What to produce: Which lines below hold the word "mesh"? Report each one.

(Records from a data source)

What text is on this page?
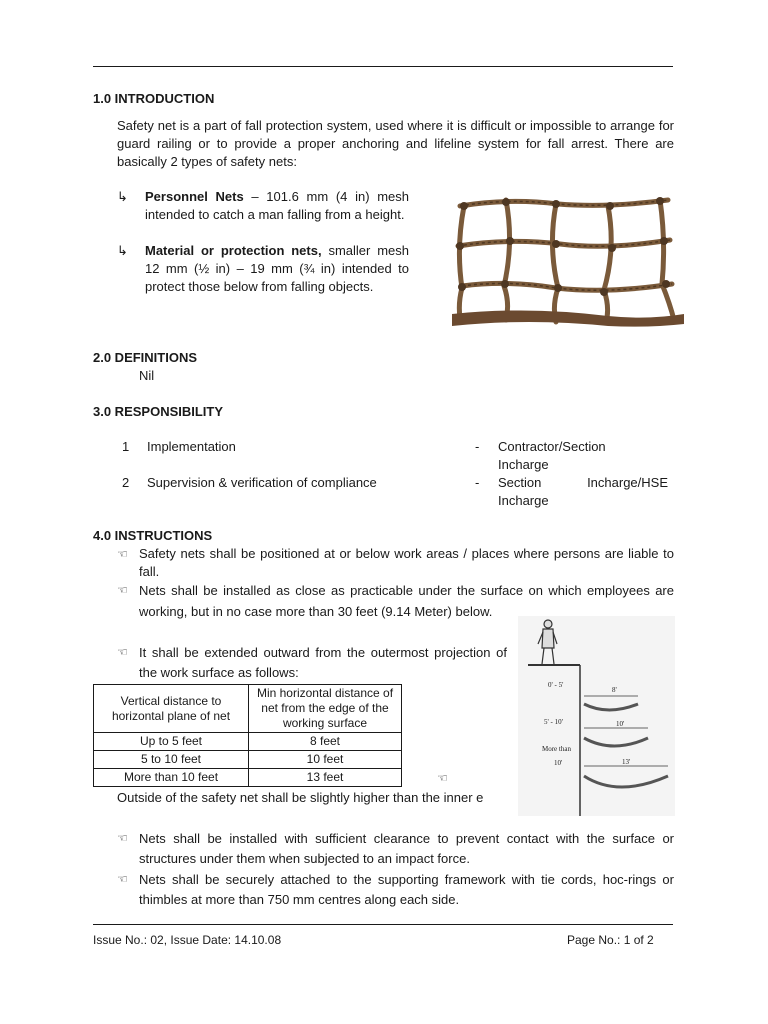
1.0 INTRODUCTION
Safety net is a part of fall protection system, used where it is difficult or impossible to arrange for guard railing or to provide a proper anchoring and lifeline system for fall arrest. There are basically 2 types of safety nets:
↳ Personnel Nets – 101.6 mm (4 in) mesh intended to catch a man falling from a height.
↳ Material or protection nets, smaller mesh 12 mm (½ in) – 19 mm (¾ in) intended to protect those below from falling objects.
2.0 DEFINITIONS
Nil
3.0 RESPONSIBILITY
1 Implementation	- Contractor/Section
Incharge
2 Supervision & verification of compliance	- Section Incharge/HSE
Incharge
4.0 INSTRUCTIONS
☜ Safety nets shall be positioned at or below work areas / places where persons are liable to fall.
☜ Nets shall be installed as close as practicable under the surface on which employees are working, but in no case more than 30 feet (9.14 Meter) below.
☜ It shall be extended outward from the outermost projection of the work surface as follows:
Vertical distance to horizontal plane of net	Min horizontal distance of net from the edge of the working surface
Up to 5 feet	8 feet
5 to 10 feet	10 feet
More than 10 feet	13 feet	☜
Outside of the safety net shall be slightly higher than the inner e
0' - 5'
8'
5' - 10'	10'
More than
10'	13'
☜ Nets shall be installed with sufficient clearance to prevent contact with the surface or structures under them when subjected to an impact force.
☜ Nets shall be securely attached to the supporting framework with tie cords, hoc-rings or thimbles at more than 750 mm centres along each side.
Issue No.: 02, Issue Date: 14.10.08	Page No.: 1 of 2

Answer to this problem:
↳ Personnel Nets – 101.6 mm (4 in) mesh intended to catch a man falling from a height.
↳ Material or protection nets, smaller mesh 12 mm (½ in) – 19 mm (¾ in) intended to protect those below from falling objects.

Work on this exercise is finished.